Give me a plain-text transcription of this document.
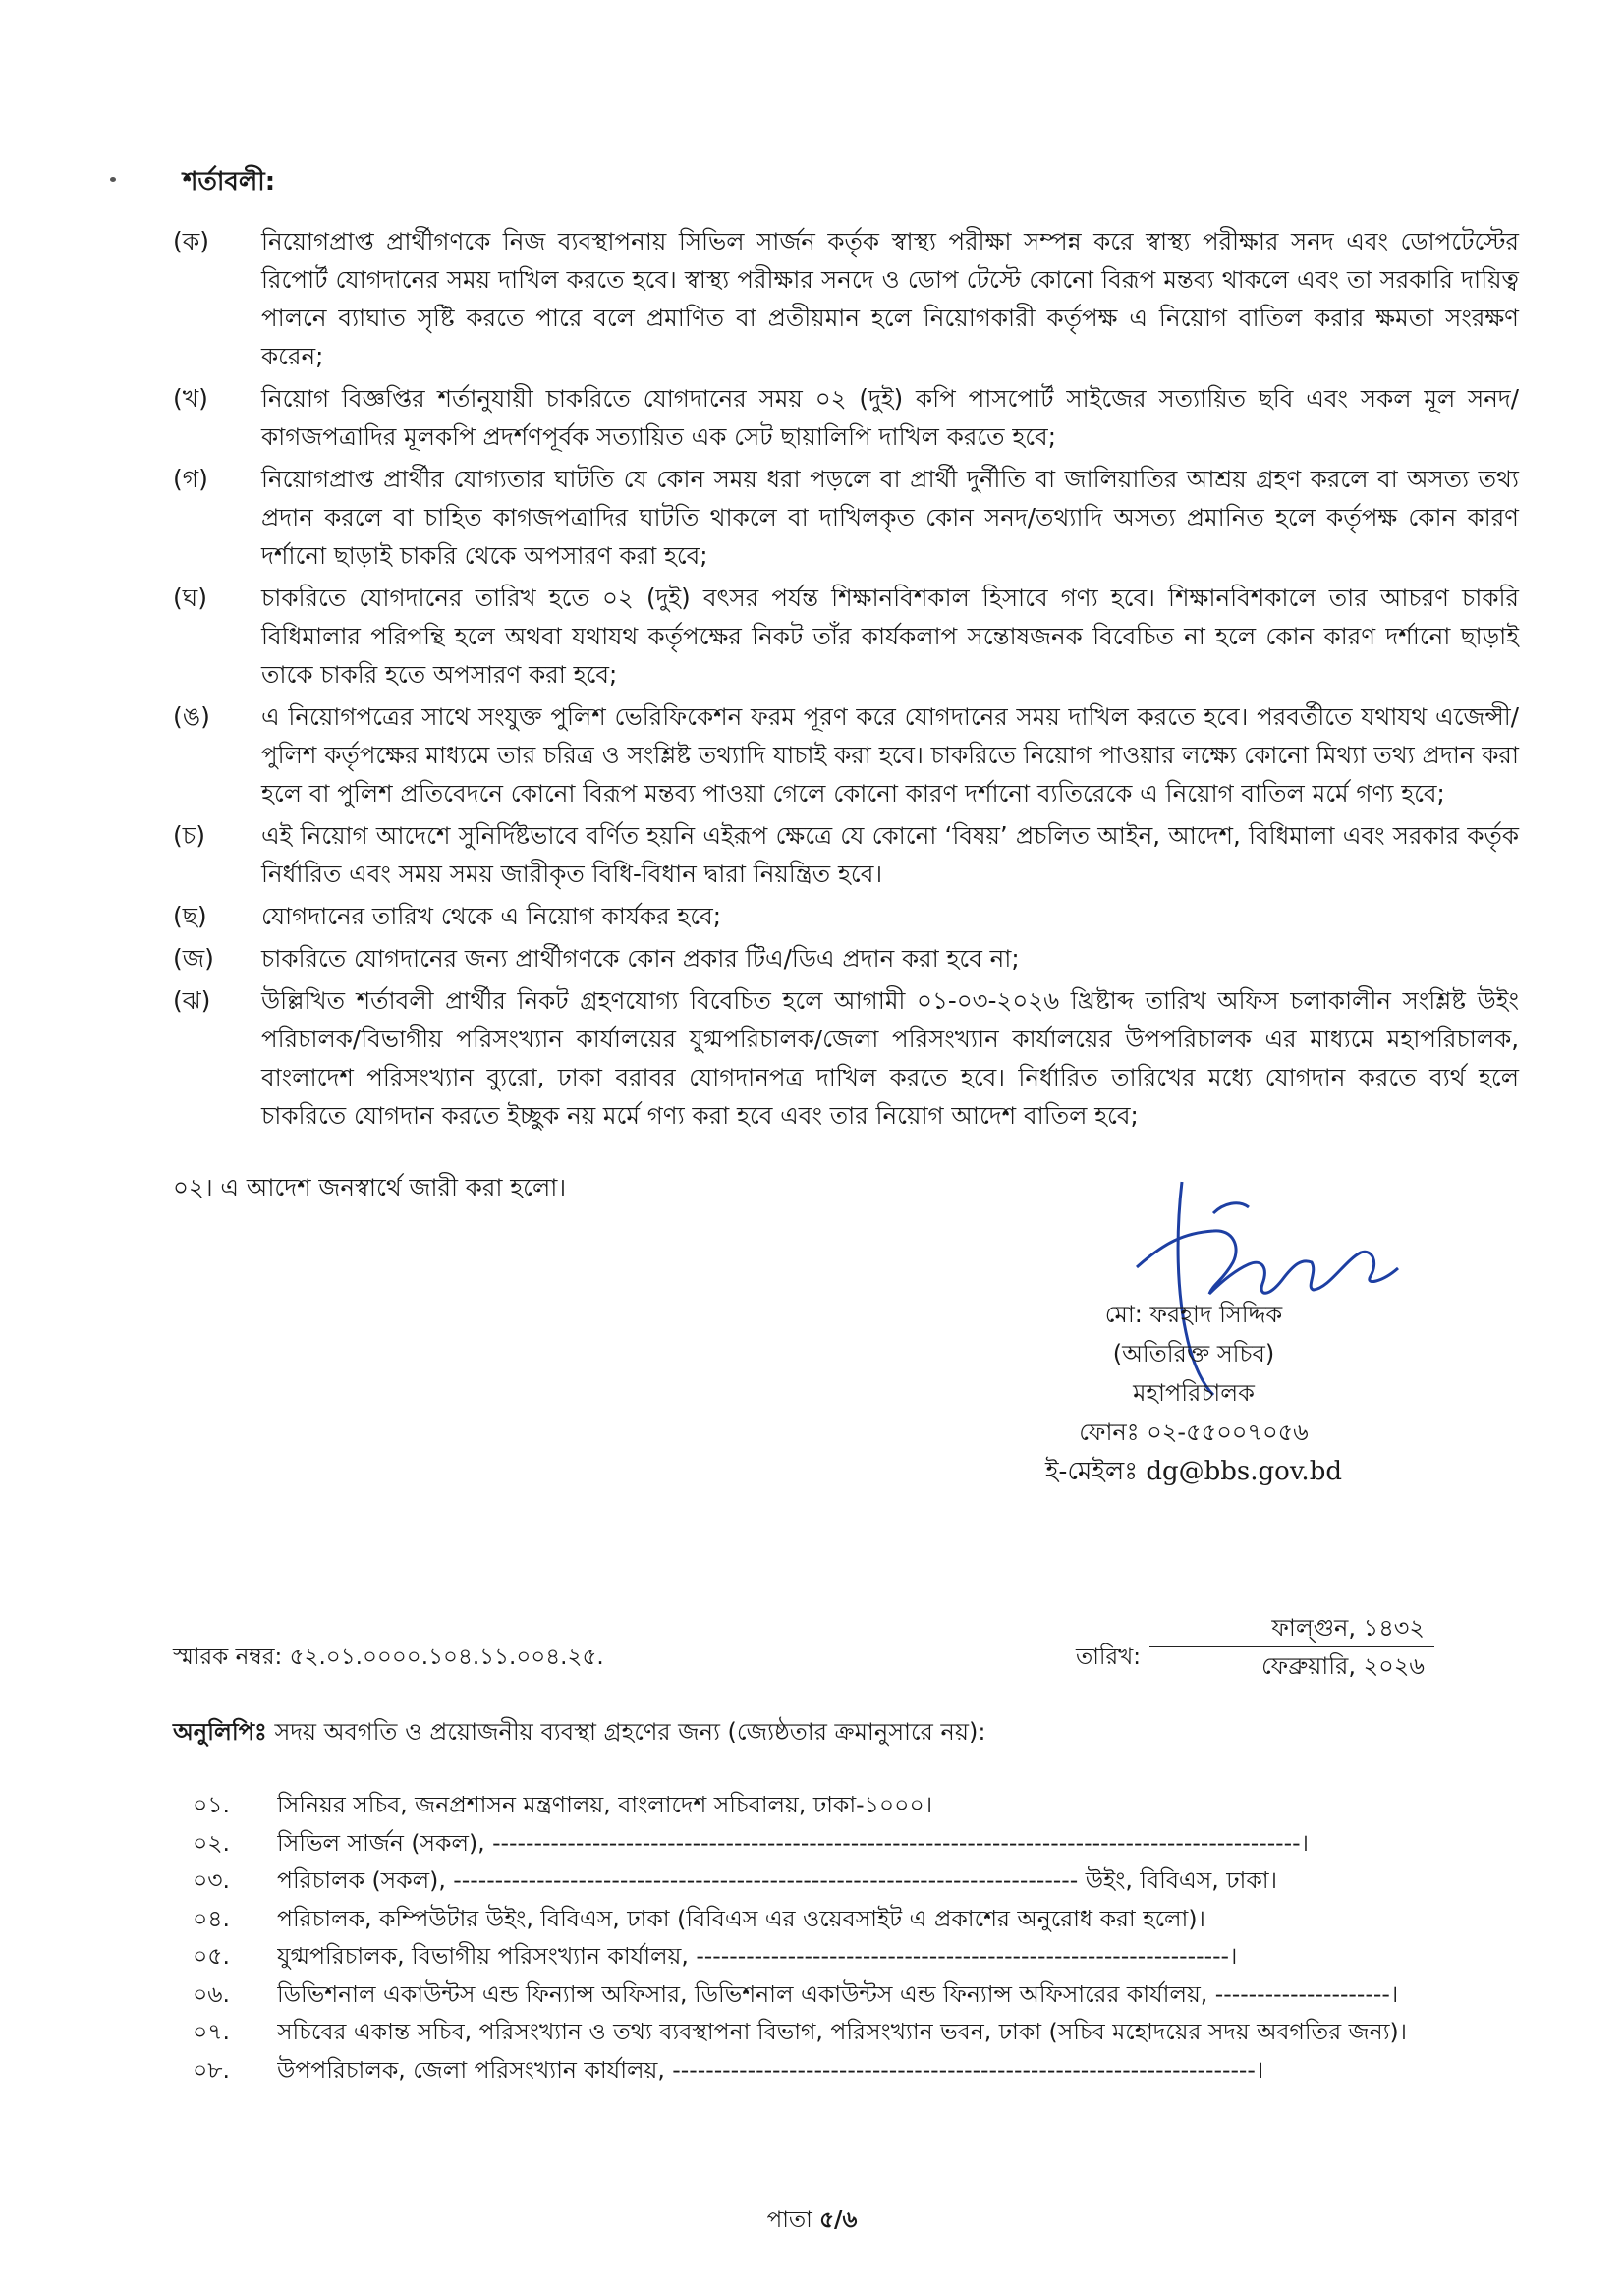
শর্তাবলী:
(ক)	নিয়োগপ্রাপ্ত প্রার্থীগণকে নিজ ব্যবস্থাপনায় সিভিল সার্জন কর্তৃক স্বাস্থ্য পরীক্ষা সম্পন্ন করে স্বাস্থ্য পরীক্ষার সনদ এবং ডোপটেস্টের রিপোর্ট যোগদানের সময় দাখিল করতে হবে। স্বাস্থ্য পরীক্ষার সনদে ও ডোপ টেস্টে কোনো বিরূপ মন্তব্য থাকলে এবং তা সরকারি দায়িত্ব পালনে ব্যাঘাত সৃষ্টি করতে পারে বলে প্রমাণিত বা প্রতীয়মান হলে নিয়োগকারী কর্তৃপক্ষ এ নিয়োগ বাতিল করার ক্ষমতা সংরক্ষণ করেন;
(খ)	নিয়োগ বিজ্ঞপ্তির শর্তানুযায়ী চাকরিতে যোগদানের সময় ০২ (দুই) কপি পাসপোর্ট সাইজের সত্যায়িত ছবি এবং সকল মূল সনদ/কাগজপত্রাদির মূলকপি প্রদর্শণপূর্বক সত্যায়িত এক সেট ছায়ালিপি দাখিল করতে হবে;
(গ)	নিয়োগপ্রাপ্ত প্রার্থীর যোগ্যতার ঘাটতি যে কোন সময় ধরা পড়লে বা প্রার্থী দুর্নীতি বা জালিয়াতির আশ্রয় গ্রহণ করলে বা অসত্য তথ্য প্রদান করলে বা চাহিত কাগজপত্রাদির ঘাটতি থাকলে বা দাখিলকৃত কোন সনদ/তথ্যাদি অসত্য প্রমানিত হলে কর্তৃপক্ষ কোন কারণ দর্শানো ছাড়াই চাকরি থেকে অপসারণ করা হবে;
(ঘ)	চাকরিতে যোগদানের তারিখ হতে ০২ (দুই) বৎসর পর্যন্ত শিক্ষানবিশকাল হিসাবে গণ্য হবে। শিক্ষানবিশকালে তার আচরণ চাকরি বিধিমালার পরিপন্থি হলে অথবা যথাযথ কর্তৃপক্ষের নিকট তাঁর কার্যকলাপ সন্তোষজনক বিবেচিত না হলে কোন কারণ দর্শানো ছাড়াই তাকে চাকরি হতে অপসারণ করা হবে;
(ঙ)	এ নিয়োগপত্রের সাথে সংযুক্ত পুলিশ ভেরিফিকেশন ফরম পূরণ করে যোগদানের সময় দাখিল করতে হবে। পরবর্তীতে যথাযথ এজেন্সী/ পুলিশ কর্তৃপক্ষের মাধ্যমে তার চরিত্র ও সংশ্লিষ্ট তথ্যাদি যাচাই করা হবে। চাকরিতে নিয়োগ পাওয়ার লক্ষ্যে কোনো মিথ্যা তথ্য প্রদান করা হলে বা পুলিশ প্রতিবেদনে কোনো বিরূপ মন্তব্য পাওয়া গেলে কোনো কারণ দর্শানো ব্যতিরেকে এ নিয়োগ বাতিল মর্মে গণ্য হবে;
(চ)	এই নিয়োগ আদেশে সুনির্দিষ্টভাবে বর্ণিত হয়নি এইরূপ ক্ষেত্রে যে কোনো ‘বিষয়’ প্রচলিত আইন, আদেশ, বিধিমালা এবং সরকার কর্তৃক নির্ধারিত এবং সময় সময় জারীকৃত বিধি-বিধান দ্বারা নিয়ন্ত্রিত হবে।
(ছ)	যোগদানের তারিখ থেকে এ নিয়োগ কার্যকর হবে;
(জ)	চাকরিতে যোগদানের জন্য প্রার্থীগণকে কোন প্রকার টিএ/ডিএ প্রদান করা হবে না;
(ঝ)	উল্লিখিত শর্তাবলী প্রার্থীর নিকট গ্রহণযোগ্য বিবেচিত হলে আগামী ০১-০৩-২০২৬ খ্রিষ্টাব্দ তারিখ অফিস চলাকালীন সংশ্লিষ্ট উইং পরিচালক/বিভাগীয় পরিসংখ্যান কার্যালয়ের যুগ্মপরিচালক/জেলা পরিসংখ্যান কার্যালয়ের উপপরিচালক এর মাধ্যমে মহাপরিচালক, বাংলাদেশ পরিসংখ্যান ব্যুরো, ঢাকা বরাবর যোগদানপত্র দাখিল করতে হবে। নির্ধারিত তারিখের মধ্যে যোগদান করতে ব্যর্থ হলে চাকরিতে যোগদান করতে ইচ্ছুক নয় মর্মে গণ্য করা হবে এবং তার নিয়োগ আদেশ বাতিল হবে;
০২। এ আদেশ জনস্বার্থে জারী করা হলো।
মো: ফরহাদ সিদ্দিক
(অতিরিক্ত সচিব)
মহাপরিচালক
ফোনঃ ০২-৫৫০০৭০৫৬
ই-মেইলঃ dg@bbs.gov.bd
স্মারক নম্বর: ৫২.০১.০০০০.১০৪.১১.০০৪.২৫.	তারিখ:
ফাল্গুন, ১৪৩২
ফেব্রুয়ারি, ২০২৬
অনুলিপিঃ সদয় অবগতি ও প্রয়োজনীয় ব্যবস্থা গ্রহণের জন্য (জ্যেষ্ঠতার ক্রমানুসারে নয়):
০১.	সিনিয়র সচিব, জনপ্রশাসন মন্ত্রণালয়, বাংলাদেশ সচিবালয়, ঢাকা-১০০০।
০২.	সিভিল সার্জন (সকল), -------------------------------------------------------------------------------------------------।
০৩.	পরিচালক (সকল), --------------------------------------------------------------------------- উইং, বিবিএস, ঢাকা।
০৪.	পরিচালক, কম্পিউটার উইং, বিবিএস, ঢাকা (বিবিএস এর ওয়েবসাইট এ প্রকাশের অনুরোধ করা হলো)।
০৫.	যুগ্মপরিচালক, বিভাগীয় পরিসংখ্যান কার্যালয়, ----------------------------------------------------------------।
০৬.	ডিভিশনাল একাউন্টস এন্ড ফিন্যান্স অফিসার, ডিভিশনাল একাউন্টস এন্ড ফিন্যান্স অফিসারের কার্যালয়, ---------------------।
০৭.	সচিবের একান্ত সচিব, পরিসংখ্যান ও তথ্য ব্যবস্থাপনা বিভাগ, পরিসংখ্যান ভবন, ঢাকা (সচিব মহোদয়ের সদয় অবগতির জন্য)।
০৮.	উপপরিচালক, জেলা পরিসংখ্যান কার্যালয়, ----------------------------------------------------------------------।
পাতা ৫/৬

========================

Using the material above, count the lines containing the word "অবগত". Reply with the number alone.

2